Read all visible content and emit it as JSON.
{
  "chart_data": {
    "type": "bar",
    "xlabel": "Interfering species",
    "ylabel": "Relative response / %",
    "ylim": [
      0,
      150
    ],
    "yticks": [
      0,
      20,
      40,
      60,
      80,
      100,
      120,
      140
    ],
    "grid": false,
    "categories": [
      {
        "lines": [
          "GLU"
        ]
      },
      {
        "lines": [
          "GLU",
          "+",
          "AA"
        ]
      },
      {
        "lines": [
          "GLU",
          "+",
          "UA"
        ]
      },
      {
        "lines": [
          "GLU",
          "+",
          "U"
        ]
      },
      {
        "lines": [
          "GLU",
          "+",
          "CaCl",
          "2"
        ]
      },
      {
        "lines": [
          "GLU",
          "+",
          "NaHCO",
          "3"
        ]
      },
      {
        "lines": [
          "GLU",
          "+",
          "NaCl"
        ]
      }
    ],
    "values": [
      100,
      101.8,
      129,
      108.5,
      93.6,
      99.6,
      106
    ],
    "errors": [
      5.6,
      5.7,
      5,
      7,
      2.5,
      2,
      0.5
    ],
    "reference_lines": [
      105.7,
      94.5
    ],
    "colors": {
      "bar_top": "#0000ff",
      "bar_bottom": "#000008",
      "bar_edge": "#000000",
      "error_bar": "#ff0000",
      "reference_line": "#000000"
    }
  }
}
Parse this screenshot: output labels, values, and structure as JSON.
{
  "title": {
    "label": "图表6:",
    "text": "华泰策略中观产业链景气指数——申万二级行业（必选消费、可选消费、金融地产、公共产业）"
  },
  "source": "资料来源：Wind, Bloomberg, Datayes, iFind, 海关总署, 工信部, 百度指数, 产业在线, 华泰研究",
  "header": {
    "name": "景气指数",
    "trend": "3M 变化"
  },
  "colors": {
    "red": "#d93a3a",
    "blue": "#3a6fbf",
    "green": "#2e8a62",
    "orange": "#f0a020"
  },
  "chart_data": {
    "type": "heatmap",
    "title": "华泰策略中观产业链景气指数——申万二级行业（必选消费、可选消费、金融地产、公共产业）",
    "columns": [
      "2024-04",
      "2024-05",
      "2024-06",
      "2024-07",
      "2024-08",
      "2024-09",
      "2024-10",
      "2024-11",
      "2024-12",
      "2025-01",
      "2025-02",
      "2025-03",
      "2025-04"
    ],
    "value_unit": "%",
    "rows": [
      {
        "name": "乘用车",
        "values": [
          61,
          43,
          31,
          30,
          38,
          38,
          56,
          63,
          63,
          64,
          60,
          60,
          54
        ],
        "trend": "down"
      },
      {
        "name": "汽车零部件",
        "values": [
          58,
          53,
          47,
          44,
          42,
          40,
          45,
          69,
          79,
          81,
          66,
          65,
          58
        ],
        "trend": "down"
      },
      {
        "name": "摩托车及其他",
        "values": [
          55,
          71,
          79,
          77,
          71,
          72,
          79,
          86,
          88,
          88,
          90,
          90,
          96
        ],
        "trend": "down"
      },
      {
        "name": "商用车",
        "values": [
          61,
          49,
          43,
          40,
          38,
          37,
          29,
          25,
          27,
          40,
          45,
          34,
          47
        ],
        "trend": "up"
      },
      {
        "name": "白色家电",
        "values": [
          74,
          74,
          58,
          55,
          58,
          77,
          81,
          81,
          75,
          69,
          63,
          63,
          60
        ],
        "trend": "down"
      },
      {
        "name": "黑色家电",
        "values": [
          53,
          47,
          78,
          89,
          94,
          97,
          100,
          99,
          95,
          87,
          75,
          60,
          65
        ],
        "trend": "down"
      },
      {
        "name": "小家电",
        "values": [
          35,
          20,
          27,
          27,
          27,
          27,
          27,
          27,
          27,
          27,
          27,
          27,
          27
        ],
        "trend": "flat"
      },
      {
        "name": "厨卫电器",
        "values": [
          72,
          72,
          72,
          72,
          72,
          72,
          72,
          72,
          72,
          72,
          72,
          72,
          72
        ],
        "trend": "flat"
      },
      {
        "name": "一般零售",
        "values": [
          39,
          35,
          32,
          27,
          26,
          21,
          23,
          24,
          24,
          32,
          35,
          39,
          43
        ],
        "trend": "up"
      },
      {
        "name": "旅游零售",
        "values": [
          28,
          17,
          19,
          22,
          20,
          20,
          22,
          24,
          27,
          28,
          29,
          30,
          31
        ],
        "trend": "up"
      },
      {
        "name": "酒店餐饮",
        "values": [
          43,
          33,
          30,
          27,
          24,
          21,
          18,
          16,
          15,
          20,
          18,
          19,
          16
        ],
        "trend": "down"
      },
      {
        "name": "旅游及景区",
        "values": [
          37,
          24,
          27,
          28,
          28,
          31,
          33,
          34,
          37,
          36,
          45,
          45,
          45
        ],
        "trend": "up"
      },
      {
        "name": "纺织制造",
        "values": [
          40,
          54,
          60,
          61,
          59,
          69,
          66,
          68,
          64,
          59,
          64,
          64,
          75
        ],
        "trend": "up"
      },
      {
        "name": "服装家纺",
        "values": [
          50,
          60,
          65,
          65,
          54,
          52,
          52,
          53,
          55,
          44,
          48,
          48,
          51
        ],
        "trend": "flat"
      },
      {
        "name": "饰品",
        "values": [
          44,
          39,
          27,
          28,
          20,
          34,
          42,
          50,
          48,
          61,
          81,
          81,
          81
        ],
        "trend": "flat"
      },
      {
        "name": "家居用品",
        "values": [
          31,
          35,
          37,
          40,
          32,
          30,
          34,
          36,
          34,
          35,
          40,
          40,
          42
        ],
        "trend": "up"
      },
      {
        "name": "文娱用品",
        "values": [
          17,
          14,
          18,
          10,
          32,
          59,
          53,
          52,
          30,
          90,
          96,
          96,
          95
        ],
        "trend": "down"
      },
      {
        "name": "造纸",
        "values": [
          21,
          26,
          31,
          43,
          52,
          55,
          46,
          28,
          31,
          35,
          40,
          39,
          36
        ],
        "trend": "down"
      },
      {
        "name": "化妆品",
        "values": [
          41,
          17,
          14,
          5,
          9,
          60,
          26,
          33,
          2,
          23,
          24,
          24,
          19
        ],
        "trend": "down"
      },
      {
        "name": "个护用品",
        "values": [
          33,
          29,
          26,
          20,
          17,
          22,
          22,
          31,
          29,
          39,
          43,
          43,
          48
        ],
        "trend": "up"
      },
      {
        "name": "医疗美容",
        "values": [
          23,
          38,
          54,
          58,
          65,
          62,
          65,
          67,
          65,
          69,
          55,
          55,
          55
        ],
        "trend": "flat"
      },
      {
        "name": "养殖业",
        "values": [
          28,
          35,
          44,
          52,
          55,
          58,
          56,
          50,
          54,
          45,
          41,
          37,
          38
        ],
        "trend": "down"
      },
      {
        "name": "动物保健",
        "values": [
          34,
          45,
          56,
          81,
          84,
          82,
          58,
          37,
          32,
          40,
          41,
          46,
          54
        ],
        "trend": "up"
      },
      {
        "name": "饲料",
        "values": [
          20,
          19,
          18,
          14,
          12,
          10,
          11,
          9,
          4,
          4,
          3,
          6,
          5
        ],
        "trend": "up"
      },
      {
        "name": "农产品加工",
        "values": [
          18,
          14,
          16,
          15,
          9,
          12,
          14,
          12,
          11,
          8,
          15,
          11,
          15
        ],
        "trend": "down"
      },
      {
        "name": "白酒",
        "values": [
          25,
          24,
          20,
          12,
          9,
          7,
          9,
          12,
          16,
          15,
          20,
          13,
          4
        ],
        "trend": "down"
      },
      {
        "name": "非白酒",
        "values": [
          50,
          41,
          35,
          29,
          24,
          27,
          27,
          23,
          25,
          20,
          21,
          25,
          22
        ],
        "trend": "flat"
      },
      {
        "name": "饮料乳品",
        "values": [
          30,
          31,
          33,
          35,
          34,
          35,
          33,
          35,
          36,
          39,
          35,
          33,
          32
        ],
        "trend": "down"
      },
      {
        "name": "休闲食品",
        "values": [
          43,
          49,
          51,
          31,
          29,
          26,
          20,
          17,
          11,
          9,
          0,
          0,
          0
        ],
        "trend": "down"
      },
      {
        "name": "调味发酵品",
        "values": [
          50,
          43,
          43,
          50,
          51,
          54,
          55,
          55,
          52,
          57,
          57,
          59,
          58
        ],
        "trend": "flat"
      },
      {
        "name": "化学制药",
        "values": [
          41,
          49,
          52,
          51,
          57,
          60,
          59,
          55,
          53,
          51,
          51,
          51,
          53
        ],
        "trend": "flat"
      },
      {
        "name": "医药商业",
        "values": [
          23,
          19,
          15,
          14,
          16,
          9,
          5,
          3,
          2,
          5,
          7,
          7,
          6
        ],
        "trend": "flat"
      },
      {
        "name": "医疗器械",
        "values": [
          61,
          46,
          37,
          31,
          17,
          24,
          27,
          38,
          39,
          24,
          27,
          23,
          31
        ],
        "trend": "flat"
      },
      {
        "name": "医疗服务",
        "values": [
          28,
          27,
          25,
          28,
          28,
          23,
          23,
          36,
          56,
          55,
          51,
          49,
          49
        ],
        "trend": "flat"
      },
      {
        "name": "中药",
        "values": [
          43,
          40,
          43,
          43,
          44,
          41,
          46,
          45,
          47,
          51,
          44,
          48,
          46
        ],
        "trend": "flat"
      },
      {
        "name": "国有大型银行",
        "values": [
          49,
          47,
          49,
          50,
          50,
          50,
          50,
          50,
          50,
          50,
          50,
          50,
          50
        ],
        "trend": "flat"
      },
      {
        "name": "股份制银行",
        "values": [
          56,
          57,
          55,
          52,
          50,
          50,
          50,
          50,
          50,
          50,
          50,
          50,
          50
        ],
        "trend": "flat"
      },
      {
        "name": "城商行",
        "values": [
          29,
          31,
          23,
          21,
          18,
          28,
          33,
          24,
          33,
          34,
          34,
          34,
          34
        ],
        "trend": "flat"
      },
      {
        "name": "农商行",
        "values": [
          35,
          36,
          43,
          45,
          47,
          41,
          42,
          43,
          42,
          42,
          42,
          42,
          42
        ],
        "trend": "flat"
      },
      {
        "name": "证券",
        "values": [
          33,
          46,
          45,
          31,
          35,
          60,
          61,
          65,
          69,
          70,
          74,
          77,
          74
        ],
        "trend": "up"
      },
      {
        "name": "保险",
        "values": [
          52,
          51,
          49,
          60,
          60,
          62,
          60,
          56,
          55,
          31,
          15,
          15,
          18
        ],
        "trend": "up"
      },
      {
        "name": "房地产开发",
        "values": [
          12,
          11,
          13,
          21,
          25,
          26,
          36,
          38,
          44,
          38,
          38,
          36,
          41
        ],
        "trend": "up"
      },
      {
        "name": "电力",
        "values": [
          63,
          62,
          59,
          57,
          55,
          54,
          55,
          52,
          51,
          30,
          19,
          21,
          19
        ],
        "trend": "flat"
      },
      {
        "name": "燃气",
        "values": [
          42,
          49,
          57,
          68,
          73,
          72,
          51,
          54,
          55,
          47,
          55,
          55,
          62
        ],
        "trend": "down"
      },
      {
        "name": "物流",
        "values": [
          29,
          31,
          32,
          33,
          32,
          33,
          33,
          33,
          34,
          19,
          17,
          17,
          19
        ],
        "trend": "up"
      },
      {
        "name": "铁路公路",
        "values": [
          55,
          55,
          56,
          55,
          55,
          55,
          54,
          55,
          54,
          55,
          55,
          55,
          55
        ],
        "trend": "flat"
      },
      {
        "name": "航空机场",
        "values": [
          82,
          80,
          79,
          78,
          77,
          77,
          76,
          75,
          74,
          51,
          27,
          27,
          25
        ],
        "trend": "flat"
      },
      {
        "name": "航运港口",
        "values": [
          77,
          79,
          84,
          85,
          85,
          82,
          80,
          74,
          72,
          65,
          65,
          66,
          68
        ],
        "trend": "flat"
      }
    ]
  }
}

-*-

Set problem :: Using the records above, copy every line that has the word "JSON" in it.

Answer below ::
Read all visible content and emit it as JSON.
Parse this screenshot: output labels, values, and structure as JSON.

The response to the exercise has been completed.